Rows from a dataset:
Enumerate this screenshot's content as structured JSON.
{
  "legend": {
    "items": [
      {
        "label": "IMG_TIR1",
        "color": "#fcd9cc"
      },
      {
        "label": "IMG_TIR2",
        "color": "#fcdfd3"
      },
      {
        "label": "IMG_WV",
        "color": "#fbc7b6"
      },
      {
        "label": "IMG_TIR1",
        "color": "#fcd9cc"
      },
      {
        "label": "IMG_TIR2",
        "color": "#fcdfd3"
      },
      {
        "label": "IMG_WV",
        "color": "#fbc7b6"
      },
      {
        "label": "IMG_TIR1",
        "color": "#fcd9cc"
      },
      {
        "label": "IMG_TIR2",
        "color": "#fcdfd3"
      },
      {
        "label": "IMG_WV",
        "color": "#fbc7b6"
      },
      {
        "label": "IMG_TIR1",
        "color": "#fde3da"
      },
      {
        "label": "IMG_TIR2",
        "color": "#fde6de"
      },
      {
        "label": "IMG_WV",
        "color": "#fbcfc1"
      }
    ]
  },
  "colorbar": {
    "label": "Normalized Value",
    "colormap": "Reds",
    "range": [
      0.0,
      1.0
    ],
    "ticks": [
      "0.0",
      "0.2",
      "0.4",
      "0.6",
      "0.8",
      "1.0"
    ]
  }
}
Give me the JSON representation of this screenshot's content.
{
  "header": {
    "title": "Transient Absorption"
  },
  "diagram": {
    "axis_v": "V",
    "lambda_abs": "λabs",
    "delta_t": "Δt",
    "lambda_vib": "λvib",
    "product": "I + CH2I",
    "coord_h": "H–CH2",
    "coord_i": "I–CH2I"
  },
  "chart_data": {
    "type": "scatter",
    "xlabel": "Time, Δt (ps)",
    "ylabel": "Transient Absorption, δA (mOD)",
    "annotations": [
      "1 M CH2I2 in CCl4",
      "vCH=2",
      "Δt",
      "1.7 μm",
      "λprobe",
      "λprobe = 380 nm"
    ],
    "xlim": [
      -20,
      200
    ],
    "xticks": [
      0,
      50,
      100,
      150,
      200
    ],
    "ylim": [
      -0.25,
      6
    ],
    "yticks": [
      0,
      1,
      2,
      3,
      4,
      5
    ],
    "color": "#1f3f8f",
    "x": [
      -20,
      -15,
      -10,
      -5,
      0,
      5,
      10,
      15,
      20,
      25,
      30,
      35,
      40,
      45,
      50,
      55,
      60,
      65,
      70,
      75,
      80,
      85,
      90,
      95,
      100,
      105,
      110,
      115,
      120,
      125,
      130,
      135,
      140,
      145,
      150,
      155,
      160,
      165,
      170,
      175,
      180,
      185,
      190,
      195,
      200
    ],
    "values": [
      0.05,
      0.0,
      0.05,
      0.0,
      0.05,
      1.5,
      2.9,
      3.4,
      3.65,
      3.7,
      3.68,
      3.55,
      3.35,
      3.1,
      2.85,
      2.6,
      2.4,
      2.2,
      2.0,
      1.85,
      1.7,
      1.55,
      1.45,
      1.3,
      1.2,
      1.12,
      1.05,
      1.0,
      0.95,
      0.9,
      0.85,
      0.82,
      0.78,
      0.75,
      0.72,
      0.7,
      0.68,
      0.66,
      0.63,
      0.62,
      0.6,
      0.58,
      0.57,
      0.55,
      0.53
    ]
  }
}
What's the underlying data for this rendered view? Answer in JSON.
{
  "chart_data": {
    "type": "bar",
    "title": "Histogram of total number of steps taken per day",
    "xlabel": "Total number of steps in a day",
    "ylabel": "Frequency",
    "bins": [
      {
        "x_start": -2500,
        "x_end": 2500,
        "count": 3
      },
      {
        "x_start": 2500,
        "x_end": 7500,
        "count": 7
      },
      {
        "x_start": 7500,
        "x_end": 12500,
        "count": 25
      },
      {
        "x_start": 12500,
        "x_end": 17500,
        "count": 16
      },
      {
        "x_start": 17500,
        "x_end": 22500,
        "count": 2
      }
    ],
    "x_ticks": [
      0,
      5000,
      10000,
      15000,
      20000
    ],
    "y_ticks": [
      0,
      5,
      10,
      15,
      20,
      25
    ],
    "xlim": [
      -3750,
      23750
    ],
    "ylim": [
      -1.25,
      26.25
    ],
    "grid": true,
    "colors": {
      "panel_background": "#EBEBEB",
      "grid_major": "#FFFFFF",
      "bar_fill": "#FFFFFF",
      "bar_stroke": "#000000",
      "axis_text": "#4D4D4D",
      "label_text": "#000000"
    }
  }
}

Exercise objective:
Show, from the material above, each line that includes the string "ylabel".

Response to this exercise:
    "ylabel": "Transient Absorption, δA (mOD)",
    "ylabel": "Frequency",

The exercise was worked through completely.